Could you render the lines from the very first one through the line containing "109, 781, 188]" as a numbered list, leaving out any blank lines?

■ INPUT ROWS ■
——

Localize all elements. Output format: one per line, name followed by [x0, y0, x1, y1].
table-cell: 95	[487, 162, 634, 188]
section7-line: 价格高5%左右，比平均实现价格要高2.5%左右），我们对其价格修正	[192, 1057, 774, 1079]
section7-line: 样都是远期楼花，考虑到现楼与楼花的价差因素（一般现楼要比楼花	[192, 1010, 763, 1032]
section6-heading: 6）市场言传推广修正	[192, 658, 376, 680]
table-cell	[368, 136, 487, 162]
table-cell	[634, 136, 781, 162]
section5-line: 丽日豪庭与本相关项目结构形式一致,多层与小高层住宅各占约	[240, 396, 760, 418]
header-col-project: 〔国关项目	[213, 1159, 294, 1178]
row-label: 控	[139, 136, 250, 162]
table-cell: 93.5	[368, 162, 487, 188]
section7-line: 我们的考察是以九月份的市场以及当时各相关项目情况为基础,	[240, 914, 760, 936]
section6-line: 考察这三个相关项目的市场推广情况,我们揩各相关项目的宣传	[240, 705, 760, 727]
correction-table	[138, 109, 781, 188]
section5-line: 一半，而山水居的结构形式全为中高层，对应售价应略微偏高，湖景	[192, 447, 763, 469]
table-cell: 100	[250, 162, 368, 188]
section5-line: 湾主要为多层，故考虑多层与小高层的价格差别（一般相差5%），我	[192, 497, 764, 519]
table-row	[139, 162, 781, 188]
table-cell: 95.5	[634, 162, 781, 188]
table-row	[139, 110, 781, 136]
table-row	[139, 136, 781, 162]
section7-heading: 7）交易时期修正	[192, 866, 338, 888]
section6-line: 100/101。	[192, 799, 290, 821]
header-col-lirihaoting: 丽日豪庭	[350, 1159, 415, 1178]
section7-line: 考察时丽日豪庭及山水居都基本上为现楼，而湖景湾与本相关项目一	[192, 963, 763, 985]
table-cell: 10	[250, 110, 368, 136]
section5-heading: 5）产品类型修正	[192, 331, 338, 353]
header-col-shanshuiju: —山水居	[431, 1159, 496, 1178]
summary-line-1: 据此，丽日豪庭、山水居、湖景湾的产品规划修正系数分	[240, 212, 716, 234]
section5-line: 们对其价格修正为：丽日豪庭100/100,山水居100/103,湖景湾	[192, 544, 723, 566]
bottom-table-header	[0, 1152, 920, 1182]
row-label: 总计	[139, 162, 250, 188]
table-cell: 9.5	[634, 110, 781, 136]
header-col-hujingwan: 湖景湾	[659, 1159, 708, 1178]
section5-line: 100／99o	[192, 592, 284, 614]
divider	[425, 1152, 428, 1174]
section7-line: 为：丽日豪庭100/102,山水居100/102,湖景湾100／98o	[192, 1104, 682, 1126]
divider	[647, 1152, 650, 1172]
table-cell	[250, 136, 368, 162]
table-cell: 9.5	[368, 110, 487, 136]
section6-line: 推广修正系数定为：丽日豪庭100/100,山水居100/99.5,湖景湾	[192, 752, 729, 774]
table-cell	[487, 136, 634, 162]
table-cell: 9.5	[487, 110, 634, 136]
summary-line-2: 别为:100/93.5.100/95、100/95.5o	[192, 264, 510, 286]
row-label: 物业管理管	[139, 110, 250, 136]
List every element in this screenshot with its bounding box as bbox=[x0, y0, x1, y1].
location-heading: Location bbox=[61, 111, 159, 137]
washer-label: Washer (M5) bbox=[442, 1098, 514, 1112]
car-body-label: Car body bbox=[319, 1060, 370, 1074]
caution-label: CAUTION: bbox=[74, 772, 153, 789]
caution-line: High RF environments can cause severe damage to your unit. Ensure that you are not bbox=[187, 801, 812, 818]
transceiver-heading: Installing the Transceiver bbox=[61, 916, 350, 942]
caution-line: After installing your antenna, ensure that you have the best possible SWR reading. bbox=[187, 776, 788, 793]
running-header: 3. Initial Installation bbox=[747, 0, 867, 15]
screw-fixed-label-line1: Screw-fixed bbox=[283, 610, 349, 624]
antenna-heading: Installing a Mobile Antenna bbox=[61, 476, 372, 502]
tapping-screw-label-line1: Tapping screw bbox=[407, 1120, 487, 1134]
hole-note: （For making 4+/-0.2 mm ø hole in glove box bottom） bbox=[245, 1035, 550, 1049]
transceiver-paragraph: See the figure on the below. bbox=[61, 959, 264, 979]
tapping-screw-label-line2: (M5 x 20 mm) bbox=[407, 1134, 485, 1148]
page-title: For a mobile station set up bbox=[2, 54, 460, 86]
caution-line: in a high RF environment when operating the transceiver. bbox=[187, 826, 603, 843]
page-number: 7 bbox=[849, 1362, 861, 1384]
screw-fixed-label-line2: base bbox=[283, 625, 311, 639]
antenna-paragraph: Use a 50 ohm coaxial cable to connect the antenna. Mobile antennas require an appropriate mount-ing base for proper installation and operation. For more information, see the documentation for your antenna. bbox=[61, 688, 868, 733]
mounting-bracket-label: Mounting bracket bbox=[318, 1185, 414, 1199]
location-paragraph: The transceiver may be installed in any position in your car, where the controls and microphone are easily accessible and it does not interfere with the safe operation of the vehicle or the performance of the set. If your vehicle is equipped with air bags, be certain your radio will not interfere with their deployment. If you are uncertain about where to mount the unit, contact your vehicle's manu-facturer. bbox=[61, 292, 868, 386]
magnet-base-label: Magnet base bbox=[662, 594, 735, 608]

——

■ EXERCISE RESPONSE ■
1. Localize all elements. Output format: one per line, name followed by [x0, y0, x1, y1].
2. table-cell: 95	[487, 162, 634, 188]
3. section7-line: 价格高5%左右，比平均实现价格要高2.5%左右），我们对其价格修正	[192, 1057, 774, 1079]
4. section7-line: 样都是远期楼花，考虑到现楼与楼花的价差因素（一般现楼要比楼花	[192, 1010, 763, 1032]
5. section6-heading: 6）市场言传推广修正	[192, 658, 376, 680]
6. table-cell	[368, 136, 487, 162]
7. table-cell	[634, 136, 781, 162]
8. section5-line: 丽日豪庭与本相关项目结构形式一致,多层与小高层住宅各占约	[240, 396, 760, 418]
9. header-col-project: 〔国关项目	[213, 1159, 294, 1178]
10. row-label: 控	[139, 136, 250, 162]
11. table-cell: 93.5	[368, 162, 487, 188]
12. section7-line: 我们的考察是以九月份的市场以及当时各相关项目情况为基础,	[240, 914, 760, 936]
13. section6-line: 考察这三个相关项目的市场推广情况,我们揩各相关项目的宣传	[240, 705, 760, 727]
14. correction-table	[138, 109, 781, 188]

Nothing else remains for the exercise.